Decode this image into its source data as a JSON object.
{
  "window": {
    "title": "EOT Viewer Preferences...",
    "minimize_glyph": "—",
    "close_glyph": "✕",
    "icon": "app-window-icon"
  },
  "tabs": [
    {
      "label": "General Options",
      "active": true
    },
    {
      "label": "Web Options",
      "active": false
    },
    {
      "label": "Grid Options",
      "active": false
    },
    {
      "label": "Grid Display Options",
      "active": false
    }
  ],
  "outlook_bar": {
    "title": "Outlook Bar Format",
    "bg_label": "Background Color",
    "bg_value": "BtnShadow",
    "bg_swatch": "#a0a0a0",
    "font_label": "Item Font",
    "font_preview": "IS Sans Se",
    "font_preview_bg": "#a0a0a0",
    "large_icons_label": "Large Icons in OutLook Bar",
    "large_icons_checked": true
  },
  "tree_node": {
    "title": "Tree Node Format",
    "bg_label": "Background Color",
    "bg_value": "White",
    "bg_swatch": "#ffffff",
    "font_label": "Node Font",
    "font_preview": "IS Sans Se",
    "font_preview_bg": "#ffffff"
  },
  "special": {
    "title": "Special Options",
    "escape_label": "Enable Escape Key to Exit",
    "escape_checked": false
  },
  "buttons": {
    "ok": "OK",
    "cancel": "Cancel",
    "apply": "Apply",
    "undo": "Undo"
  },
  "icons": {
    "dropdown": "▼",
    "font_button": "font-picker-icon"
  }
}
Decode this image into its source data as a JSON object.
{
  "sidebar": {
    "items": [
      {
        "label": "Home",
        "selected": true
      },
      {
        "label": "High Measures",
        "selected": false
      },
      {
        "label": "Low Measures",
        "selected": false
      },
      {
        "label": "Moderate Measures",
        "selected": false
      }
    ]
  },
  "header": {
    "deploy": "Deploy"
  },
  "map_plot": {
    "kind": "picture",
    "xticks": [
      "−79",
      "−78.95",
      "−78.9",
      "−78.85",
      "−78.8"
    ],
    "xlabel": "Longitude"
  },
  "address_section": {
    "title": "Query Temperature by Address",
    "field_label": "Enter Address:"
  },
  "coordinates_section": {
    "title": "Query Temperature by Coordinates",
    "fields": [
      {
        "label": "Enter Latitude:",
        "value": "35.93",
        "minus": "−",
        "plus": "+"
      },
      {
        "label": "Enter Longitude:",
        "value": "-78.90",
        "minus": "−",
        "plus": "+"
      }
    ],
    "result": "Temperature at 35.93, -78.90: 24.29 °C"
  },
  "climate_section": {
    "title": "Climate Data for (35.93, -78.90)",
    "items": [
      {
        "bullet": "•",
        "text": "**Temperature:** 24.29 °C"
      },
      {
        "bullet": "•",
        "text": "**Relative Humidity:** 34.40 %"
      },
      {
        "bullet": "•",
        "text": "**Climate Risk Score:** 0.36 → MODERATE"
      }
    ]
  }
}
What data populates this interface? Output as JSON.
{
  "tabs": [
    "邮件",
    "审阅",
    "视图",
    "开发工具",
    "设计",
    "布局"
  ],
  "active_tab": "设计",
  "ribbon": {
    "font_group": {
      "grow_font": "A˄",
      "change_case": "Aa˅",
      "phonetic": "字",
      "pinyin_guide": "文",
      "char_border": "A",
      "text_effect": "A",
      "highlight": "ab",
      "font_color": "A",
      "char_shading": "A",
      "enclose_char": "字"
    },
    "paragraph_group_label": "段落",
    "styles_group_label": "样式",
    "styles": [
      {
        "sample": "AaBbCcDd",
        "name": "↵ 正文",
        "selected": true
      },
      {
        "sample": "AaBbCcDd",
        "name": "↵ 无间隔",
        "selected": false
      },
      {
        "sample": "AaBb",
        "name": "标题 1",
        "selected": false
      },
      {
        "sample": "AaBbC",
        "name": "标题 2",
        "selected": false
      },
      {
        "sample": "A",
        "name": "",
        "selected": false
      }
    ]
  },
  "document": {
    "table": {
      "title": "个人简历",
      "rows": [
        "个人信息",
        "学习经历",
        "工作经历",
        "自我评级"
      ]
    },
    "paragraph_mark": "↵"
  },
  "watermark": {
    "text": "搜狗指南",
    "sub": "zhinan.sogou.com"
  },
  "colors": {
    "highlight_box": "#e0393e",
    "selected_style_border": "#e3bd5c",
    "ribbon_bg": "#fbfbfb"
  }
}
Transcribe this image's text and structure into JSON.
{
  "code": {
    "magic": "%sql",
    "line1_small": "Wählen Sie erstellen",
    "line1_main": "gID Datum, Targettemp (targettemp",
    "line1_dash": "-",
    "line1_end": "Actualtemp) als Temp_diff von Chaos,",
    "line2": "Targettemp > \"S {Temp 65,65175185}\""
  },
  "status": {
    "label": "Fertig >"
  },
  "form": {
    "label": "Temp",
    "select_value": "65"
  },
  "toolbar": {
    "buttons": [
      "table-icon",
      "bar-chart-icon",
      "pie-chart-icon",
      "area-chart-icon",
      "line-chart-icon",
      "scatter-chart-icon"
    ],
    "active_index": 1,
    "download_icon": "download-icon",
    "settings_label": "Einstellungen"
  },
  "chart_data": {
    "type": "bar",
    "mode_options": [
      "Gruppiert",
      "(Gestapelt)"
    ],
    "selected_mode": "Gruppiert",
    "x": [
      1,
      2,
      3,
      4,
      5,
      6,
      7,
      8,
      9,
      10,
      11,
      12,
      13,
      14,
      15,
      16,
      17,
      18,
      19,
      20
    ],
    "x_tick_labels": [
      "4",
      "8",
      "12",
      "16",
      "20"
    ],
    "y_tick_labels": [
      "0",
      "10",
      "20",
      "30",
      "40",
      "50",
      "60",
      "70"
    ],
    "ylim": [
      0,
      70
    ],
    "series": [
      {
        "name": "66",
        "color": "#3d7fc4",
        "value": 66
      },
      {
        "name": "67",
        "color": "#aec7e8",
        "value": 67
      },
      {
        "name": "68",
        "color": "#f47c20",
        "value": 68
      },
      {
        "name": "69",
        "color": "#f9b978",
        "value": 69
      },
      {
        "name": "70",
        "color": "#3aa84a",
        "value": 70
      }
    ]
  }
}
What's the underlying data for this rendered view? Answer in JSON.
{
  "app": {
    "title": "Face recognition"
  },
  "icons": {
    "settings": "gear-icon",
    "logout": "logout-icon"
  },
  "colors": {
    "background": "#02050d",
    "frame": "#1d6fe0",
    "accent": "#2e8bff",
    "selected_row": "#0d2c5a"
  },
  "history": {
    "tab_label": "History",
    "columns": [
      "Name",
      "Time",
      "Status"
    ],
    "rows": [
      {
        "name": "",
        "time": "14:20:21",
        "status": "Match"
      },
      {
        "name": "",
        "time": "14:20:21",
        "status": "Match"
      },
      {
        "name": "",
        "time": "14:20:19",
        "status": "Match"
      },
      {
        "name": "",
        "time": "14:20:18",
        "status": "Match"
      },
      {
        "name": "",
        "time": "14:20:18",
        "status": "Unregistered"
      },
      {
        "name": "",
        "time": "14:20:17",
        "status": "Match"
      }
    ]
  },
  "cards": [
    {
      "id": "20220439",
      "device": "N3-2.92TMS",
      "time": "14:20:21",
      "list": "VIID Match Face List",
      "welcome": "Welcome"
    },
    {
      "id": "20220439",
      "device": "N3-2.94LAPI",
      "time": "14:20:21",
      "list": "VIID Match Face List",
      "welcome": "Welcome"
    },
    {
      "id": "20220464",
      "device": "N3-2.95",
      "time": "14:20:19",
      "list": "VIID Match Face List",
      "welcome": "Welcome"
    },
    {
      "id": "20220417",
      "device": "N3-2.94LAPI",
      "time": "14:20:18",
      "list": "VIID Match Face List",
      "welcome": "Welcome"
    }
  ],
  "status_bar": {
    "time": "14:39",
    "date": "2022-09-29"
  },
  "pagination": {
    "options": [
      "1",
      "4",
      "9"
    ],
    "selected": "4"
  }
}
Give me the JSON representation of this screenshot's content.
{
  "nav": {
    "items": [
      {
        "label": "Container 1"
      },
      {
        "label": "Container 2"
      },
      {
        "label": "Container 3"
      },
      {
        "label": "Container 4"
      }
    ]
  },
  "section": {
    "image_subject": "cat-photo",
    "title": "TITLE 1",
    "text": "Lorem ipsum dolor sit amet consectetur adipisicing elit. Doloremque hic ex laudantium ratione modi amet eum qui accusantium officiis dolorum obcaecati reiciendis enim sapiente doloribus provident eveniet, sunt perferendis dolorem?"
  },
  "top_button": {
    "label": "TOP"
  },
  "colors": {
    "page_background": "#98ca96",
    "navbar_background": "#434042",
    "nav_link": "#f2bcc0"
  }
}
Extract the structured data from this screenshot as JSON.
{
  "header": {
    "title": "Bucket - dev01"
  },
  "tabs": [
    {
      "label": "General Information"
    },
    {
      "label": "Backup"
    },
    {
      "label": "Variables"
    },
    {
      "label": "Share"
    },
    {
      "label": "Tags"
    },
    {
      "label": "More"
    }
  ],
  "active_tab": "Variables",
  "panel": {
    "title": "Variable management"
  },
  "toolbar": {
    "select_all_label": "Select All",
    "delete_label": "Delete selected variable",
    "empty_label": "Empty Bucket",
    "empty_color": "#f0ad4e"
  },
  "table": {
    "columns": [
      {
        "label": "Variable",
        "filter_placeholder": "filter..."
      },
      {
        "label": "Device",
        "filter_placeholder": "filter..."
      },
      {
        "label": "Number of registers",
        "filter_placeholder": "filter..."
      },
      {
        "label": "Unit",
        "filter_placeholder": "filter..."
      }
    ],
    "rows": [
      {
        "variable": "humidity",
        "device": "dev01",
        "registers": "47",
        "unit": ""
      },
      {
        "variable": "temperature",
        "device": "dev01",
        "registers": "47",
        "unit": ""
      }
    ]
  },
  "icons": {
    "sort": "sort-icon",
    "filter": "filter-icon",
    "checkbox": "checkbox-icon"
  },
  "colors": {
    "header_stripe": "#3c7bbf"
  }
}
======
= WORK TO DO =
Search the records for the word "Bucket", then list every line that has it.

= ANSWER TO THIS TASK =
    "title": "Bucket - dev01"
    "empty_label": "Empty Bucket",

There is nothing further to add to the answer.